Data entries

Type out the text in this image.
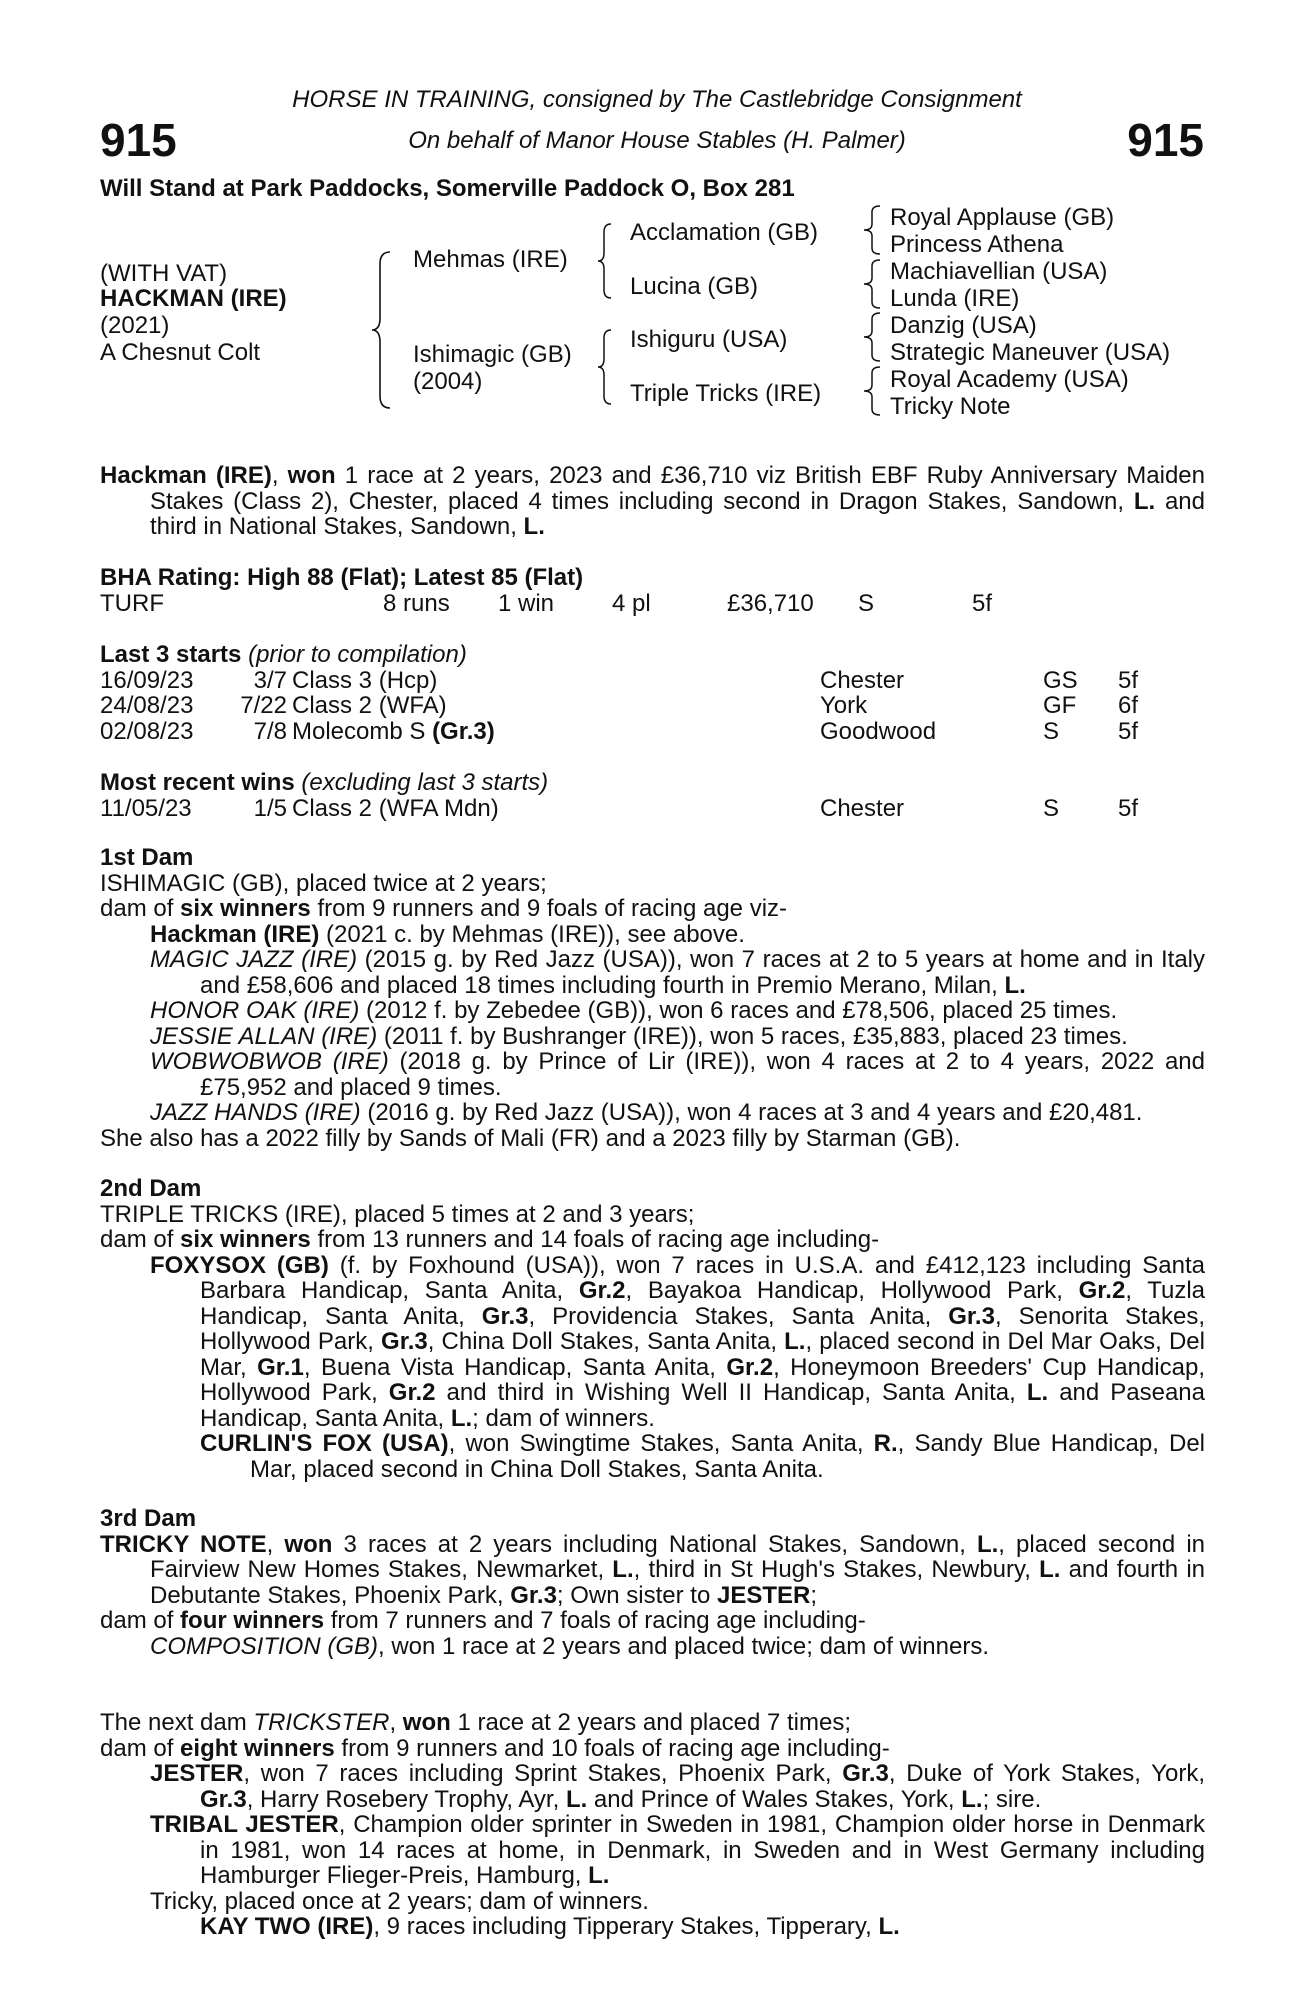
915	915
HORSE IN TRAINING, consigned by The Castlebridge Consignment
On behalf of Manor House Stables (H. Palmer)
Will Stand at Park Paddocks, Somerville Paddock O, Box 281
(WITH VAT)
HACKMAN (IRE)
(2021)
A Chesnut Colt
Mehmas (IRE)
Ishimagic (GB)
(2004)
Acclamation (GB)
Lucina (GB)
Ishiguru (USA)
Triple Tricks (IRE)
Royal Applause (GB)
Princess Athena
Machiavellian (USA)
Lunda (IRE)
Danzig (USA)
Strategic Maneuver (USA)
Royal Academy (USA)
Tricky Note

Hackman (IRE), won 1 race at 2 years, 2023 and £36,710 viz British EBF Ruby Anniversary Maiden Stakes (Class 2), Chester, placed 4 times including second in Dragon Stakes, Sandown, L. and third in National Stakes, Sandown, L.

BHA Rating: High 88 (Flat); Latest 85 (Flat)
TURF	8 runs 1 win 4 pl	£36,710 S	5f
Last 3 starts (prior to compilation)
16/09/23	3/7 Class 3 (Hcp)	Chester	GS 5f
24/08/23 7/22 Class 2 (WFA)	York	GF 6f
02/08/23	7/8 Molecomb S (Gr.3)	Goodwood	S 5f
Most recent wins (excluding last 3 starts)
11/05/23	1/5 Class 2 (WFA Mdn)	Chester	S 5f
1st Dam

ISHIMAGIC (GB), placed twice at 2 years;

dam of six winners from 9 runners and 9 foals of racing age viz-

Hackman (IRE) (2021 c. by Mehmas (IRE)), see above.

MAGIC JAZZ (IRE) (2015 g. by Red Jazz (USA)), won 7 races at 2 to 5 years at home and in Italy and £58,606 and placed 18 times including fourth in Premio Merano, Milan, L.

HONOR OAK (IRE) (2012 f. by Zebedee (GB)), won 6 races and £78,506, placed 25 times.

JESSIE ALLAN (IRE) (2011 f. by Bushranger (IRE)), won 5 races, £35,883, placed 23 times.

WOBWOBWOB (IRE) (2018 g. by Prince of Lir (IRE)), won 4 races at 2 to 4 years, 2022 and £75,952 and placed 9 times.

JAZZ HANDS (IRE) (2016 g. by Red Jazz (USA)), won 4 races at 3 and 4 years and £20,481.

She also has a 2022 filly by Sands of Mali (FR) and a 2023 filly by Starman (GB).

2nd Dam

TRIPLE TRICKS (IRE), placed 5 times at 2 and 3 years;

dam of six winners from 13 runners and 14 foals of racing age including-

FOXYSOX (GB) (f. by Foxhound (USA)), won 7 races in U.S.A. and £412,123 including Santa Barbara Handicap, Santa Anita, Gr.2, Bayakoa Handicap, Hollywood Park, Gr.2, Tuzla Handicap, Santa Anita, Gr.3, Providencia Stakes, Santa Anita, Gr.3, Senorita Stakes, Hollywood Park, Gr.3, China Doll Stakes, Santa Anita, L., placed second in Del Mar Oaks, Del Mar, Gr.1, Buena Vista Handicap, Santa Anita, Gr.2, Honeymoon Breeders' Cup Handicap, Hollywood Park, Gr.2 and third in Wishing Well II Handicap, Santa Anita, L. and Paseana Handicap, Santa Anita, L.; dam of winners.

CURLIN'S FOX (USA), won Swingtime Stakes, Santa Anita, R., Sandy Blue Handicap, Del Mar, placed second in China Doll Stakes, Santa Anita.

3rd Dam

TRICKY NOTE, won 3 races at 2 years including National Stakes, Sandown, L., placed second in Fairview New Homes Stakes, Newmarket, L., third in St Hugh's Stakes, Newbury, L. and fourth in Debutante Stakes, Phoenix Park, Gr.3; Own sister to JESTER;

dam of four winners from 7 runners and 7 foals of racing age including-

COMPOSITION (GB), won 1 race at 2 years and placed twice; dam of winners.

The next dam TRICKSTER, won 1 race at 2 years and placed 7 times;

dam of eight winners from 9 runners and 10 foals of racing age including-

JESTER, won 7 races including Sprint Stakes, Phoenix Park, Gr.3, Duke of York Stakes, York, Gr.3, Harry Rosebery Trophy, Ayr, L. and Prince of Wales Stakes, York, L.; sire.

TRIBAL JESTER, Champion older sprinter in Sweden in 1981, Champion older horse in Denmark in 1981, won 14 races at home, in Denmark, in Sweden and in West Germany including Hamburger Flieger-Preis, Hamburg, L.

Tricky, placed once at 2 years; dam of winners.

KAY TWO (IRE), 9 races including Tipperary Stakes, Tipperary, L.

...

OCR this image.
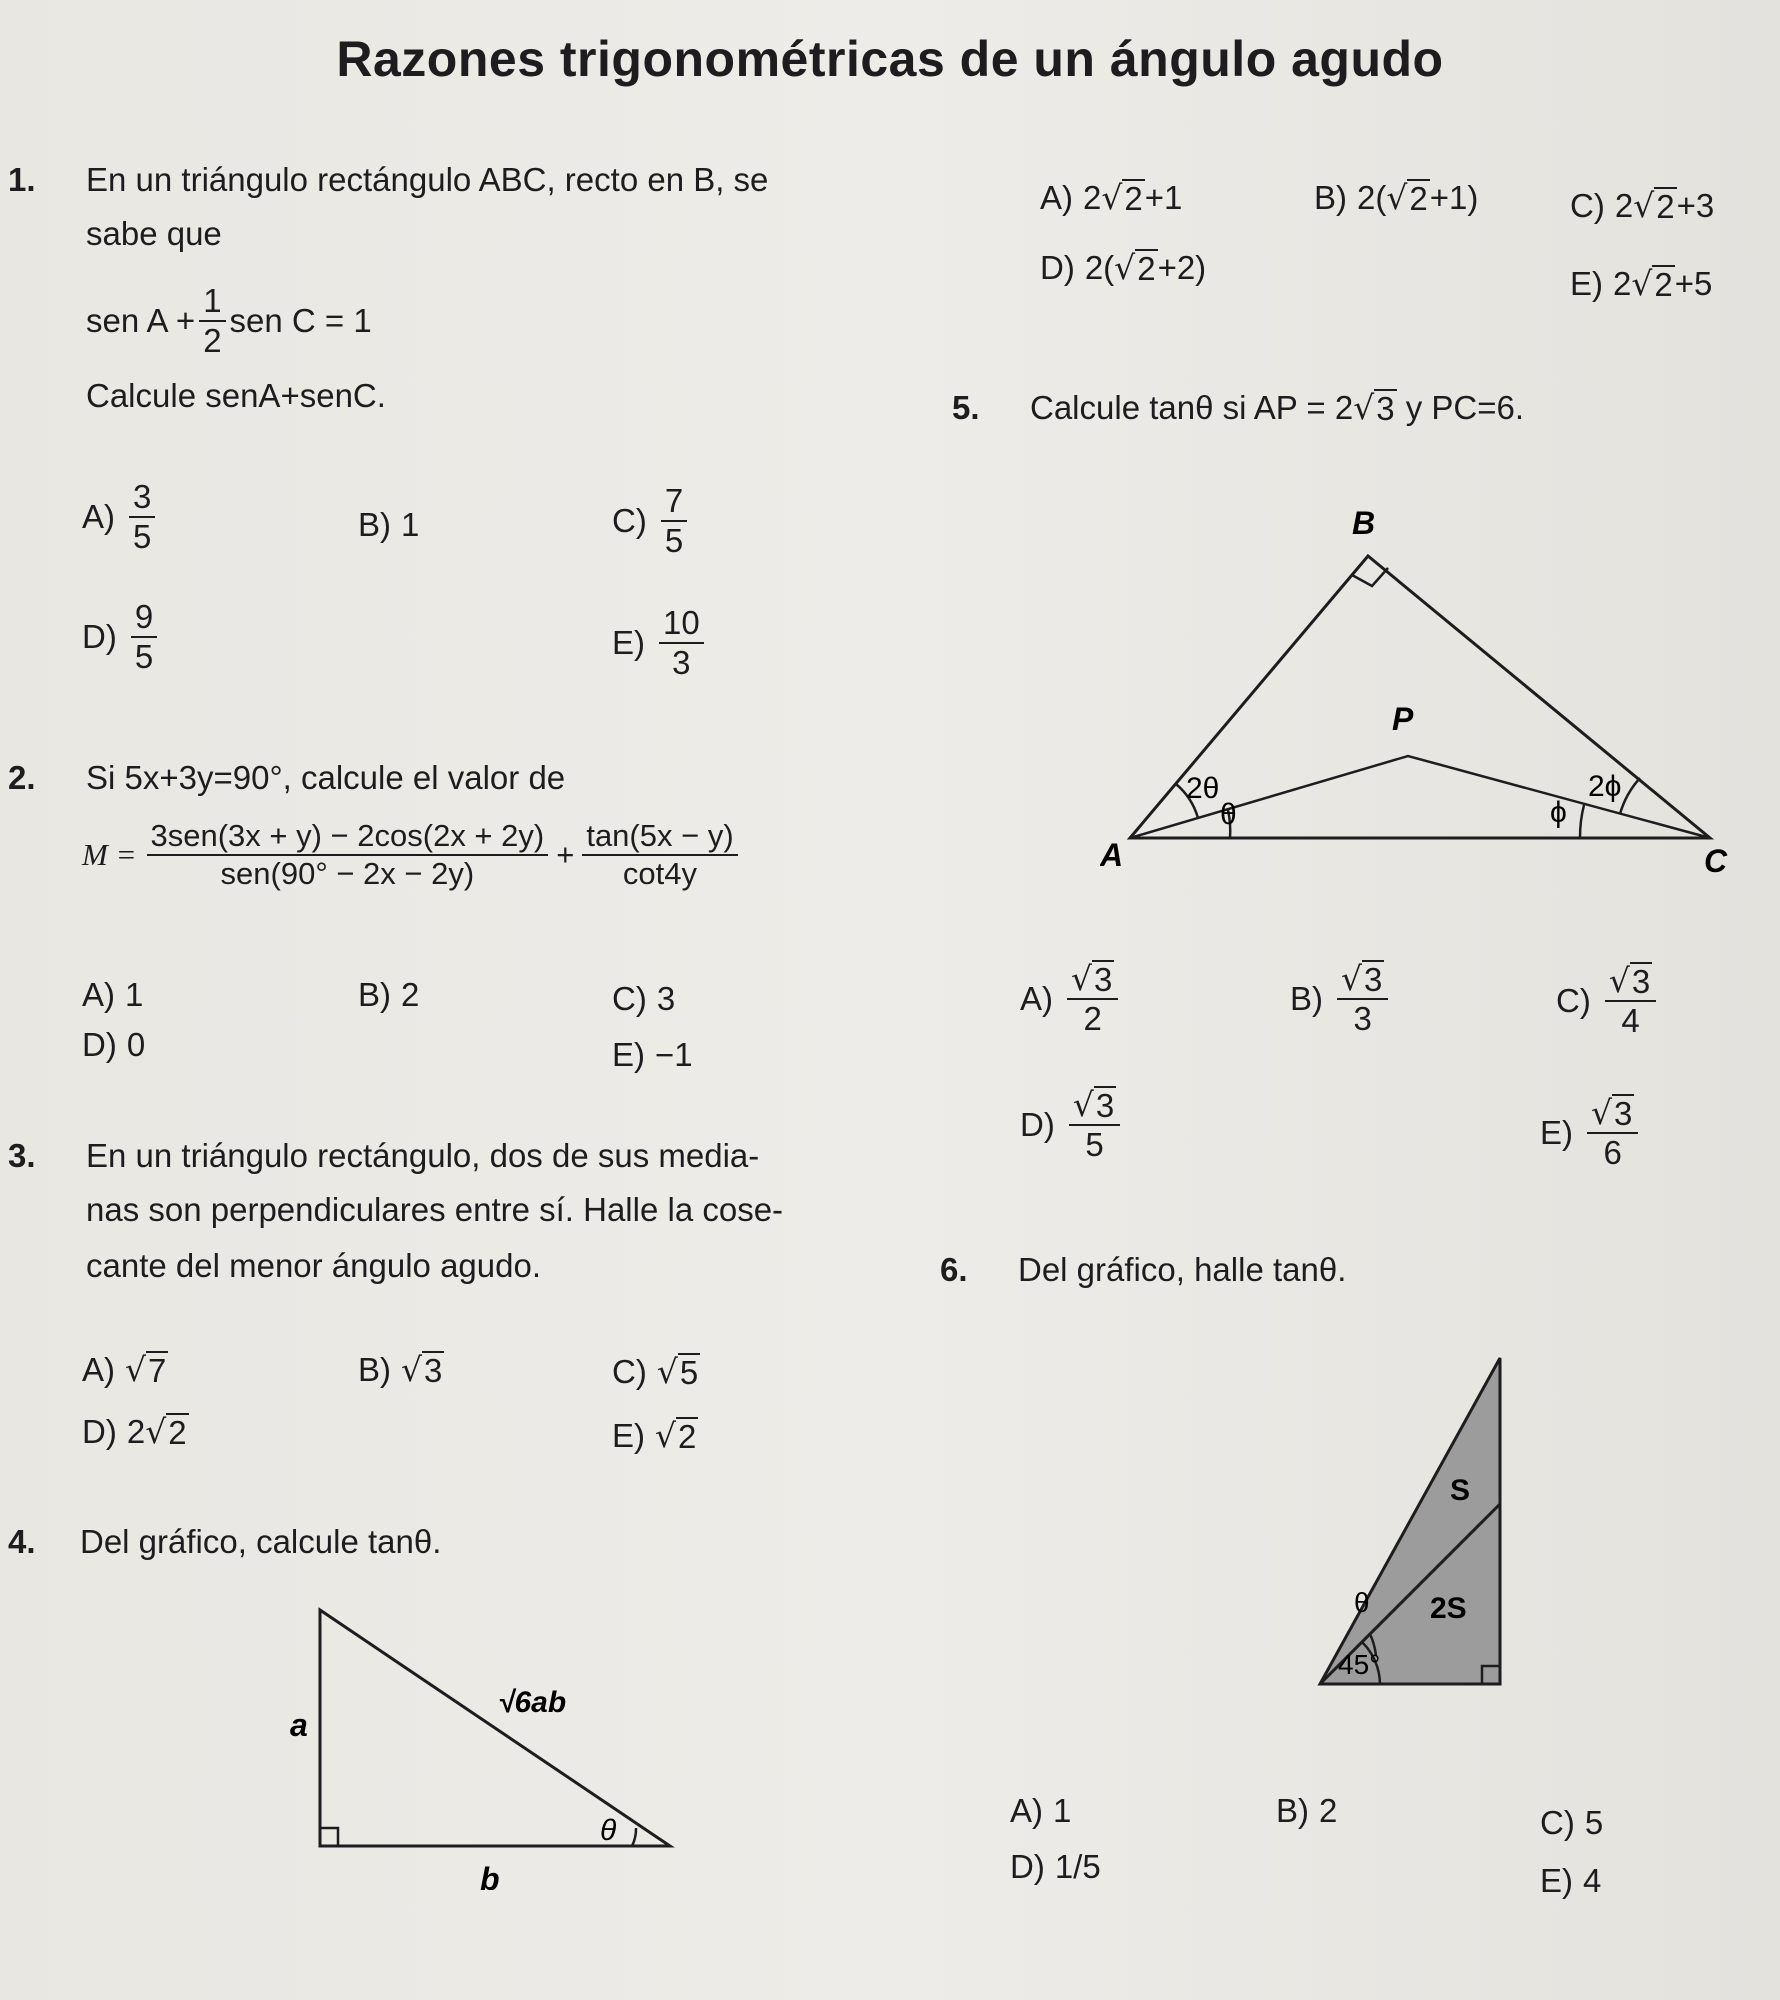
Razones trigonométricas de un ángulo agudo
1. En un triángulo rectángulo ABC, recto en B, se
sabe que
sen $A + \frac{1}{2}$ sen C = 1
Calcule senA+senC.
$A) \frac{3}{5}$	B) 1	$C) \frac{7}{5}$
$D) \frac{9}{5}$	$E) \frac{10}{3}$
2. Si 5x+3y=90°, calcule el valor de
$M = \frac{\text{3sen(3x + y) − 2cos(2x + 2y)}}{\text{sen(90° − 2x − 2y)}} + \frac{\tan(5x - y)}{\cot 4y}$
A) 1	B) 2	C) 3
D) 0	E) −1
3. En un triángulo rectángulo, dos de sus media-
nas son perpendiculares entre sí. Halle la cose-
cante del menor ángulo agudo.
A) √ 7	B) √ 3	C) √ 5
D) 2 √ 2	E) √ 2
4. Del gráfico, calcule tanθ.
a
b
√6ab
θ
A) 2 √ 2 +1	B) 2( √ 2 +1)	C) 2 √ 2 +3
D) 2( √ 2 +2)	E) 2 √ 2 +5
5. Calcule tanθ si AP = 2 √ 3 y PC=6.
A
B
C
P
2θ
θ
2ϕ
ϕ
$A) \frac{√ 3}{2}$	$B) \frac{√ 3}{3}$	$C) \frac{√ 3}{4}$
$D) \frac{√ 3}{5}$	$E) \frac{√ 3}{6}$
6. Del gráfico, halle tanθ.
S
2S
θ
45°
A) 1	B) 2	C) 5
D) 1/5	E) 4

## The task
Locate the word "text" in the records and collect each line it appears in.

## Completed task
Type out the text in this image.
$M = \frac{\text{3sen(3x + y) − 2cos(2x + 2y)}}{\text{sen(90° − 2x − 2y)}} + \frac{\tan(5x - y)}{\cot 4y}$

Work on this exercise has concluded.